Requirement —
Restate the listing below word for word, omitting any images.

Data records —
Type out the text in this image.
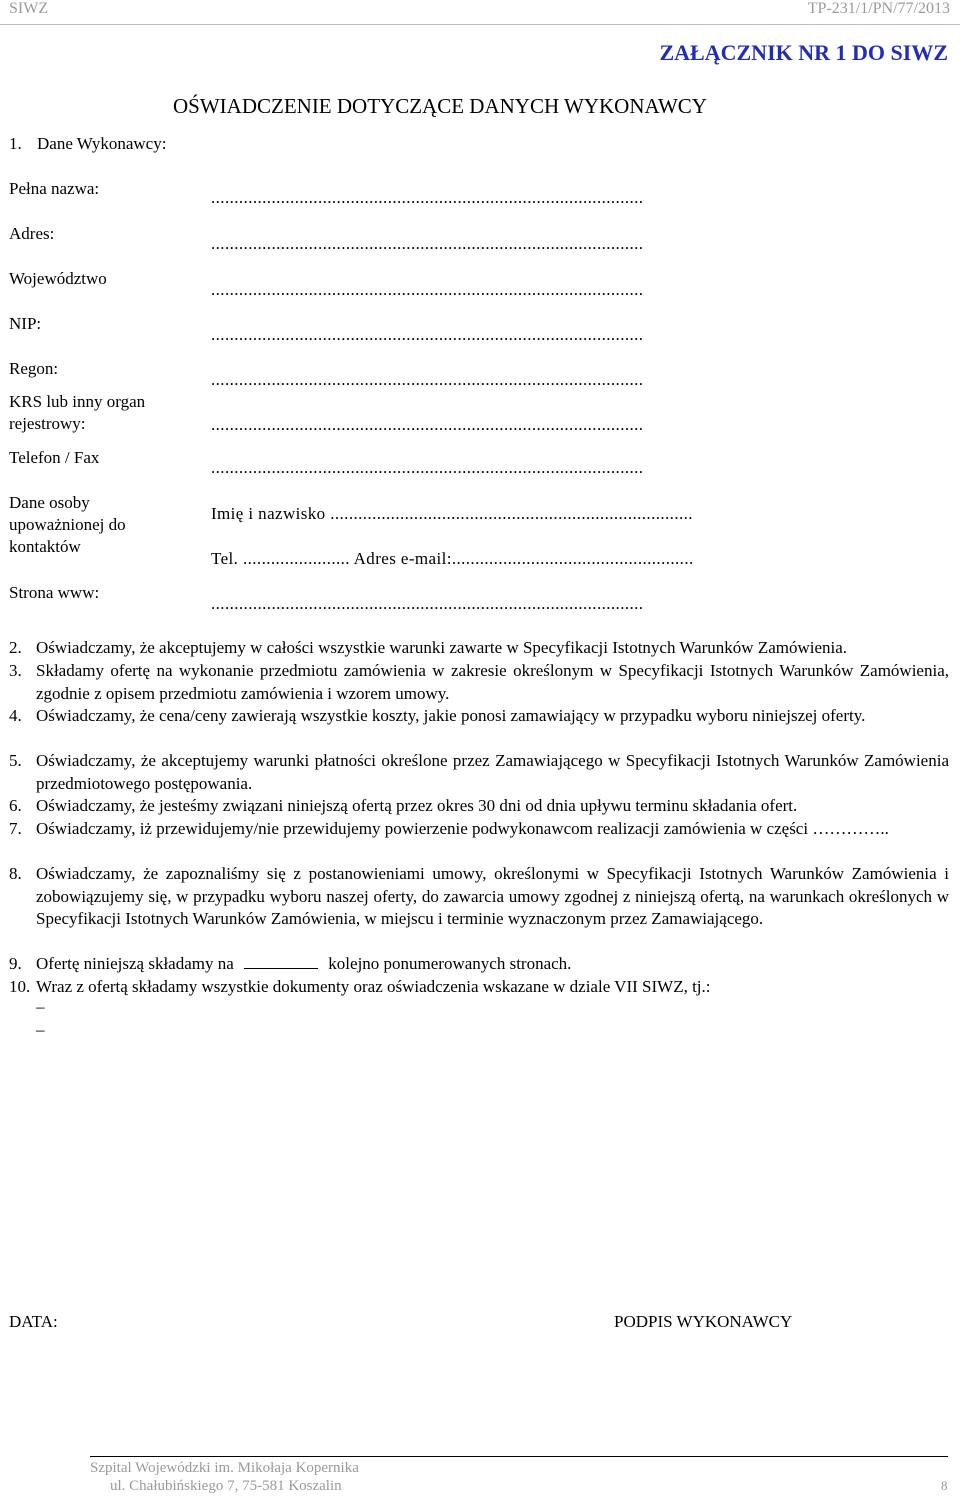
SIWZ	TP-231/1/PN/77/2013
ZAŁĄCZNIK NR 1 DO SIWZ
OŚWIADCZENIE DOTYCZĄCE DANYCH WYKONAWCY
1. Dane Wykonawcy:
Pełna nazwa:	.............................................................................................
Adres:
.............................................................................................
Województwo
.............................................................................................
NIP:
.............................................................................................
Regon:
.............................................................................................
KRS lub inny organ rejestrowy:	.............................................................................................
Telefon / Fax
.............................................................................................
Dane osoby upoważnionej do kontaktów
Imię i nazwisko ..............................................................................
Tel. ....................... Adres e-mail:....................................................
Strona www:
.............................................................................................
2. Oświadczamy, że akceptujemy w całości wszystkie warunki zawarte w Specyfikacji Istotnych Warunków Zamówienia.
3. Składamy ofertę na wykonanie przedmiotu zamówienia w zakresie określonym w Specyfikacji Istotnych Warunków Zamówienia, zgodnie z opisem przedmiotu zamówienia i wzorem umowy.
4. Oświadczamy, że cena/ceny zawierają wszystkie koszty, jakie ponosi zamawiający w przypadku wyboru niniejszej oferty.
5. Oświadczamy, że akceptujemy warunki płatności określone przez Zamawiającego w Specyfikacji Istotnych Warunków Zamówienia przedmiotowego postępowania.
6. Oświadczamy, że jesteśmy związani niniejszą ofertą przez okres 30 dni od dnia upływu terminu składania ofert.
7. Oświadczamy, iż przewidujemy/nie przewidujemy powierzenie podwykonawcom realizacji zamówienia w części …………..
8. Oświadczamy, że zapoznaliśmy się z postanowieniami umowy, określonymi w Specyfikacji Istotnych Warunków Zamówienia i zobowiązujemy się, w przypadku wyboru naszej oferty, do zawarcia umowy zgodnej z niniejszą ofertą, na warunkach określonych w Specyfikacji Istotnych Warunków Zamówienia, w miejscu i terminie wyznaczonym przez Zamawiającego.
9. Ofertę niniejszą składamy na	kolejno ponumerowanych stronach.
10. Wraz z ofertą składamy wszystkie dokumenty oraz oświadczenia wskazane w dziale VII SIWZ, tj.:
–
–
DATA:	PODPIS WYKONAWCY
Szpital Wojewódzki im. Mikołaja Kopernika
ul. Chałubińskiego 7, 75-581 Koszalin	8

Solution to this problem —
Type out the text in this image.
SIWZ	TP-231/1/PN/77/2013
ZAŁĄCZNIK NR 1 DO SIWZ
OŚWIADCZENIE DOTYCZĄCE DANYCH WYKONAWCY
1. Dane Wykonawcy:
Pełna nazwa:	.............................................................................................
Adres:
.............................................................................................
Województwo
.............................................................................................
NIP:
.............................................................................................
Regon:
.............................................................................................
KRS lub inny organ rejestrowy:	.............................................................................................
Telefon / Fax
.............................................................................................
Dane osoby upoważnionej do kontaktów
Imię i nazwisko ..............................................................................
Tel. ....................... Adres e-mail:....................................................
Strona www:
.............................................................................................
2. Oświadczamy, że akceptujemy w całości wszystkie warunki zawarte w Specyfikacji Istotnych Warunków Zamówienia.
3. Składamy ofertę na wykonanie przedmiotu zamówienia w zakresie określonym w Specyfikacji Istotnych Warunków Zamówienia, zgodnie z opisem przedmiotu zamówienia i wzorem umowy.
4. Oświadczamy, że cena/ceny zawierają wszystkie koszty, jakie ponosi zamawiający w przypadku wyboru niniejszej oferty.
5. Oświadczamy, że akceptujemy warunki płatności określone przez Zamawiającego w Specyfikacji Istotnych Warunków Zamówienia przedmiotowego postępowania.
6. Oświadczamy, że jesteśmy związani niniejszą ofertą przez okres 30 dni od dnia upływu terminu składania ofert.
7. Oświadczamy, iż przewidujemy/nie przewidujemy powierzenie podwykonawcom realizacji zamówienia w części …………..
8. Oświadczamy, że zapoznaliśmy się z postanowieniami umowy, określonymi w Specyfikacji Istotnych Warunków Zamówienia i zobowiązujemy się, w przypadku wyboru naszej oferty, do zawarcia umowy zgodnej z niniejszą ofertą, na warunkach określonych w Specyfikacji Istotnych Warunków Zamówienia, w miejscu i terminie wyznaczonym przez Zamawiającego.
9. Ofertę niniejszą składamy na	kolejno ponumerowanych stronach.
10. Wraz z ofertą składamy wszystkie dokumenty oraz oświadczenia wskazane w dziale VII SIWZ, tj.:
–
–
DATA:	PODPIS WYKONAWCY
Szpital Wojewódzki im. Mikołaja Kopernika
ul. Chałubińskiego 7, 75-581 Koszalin	8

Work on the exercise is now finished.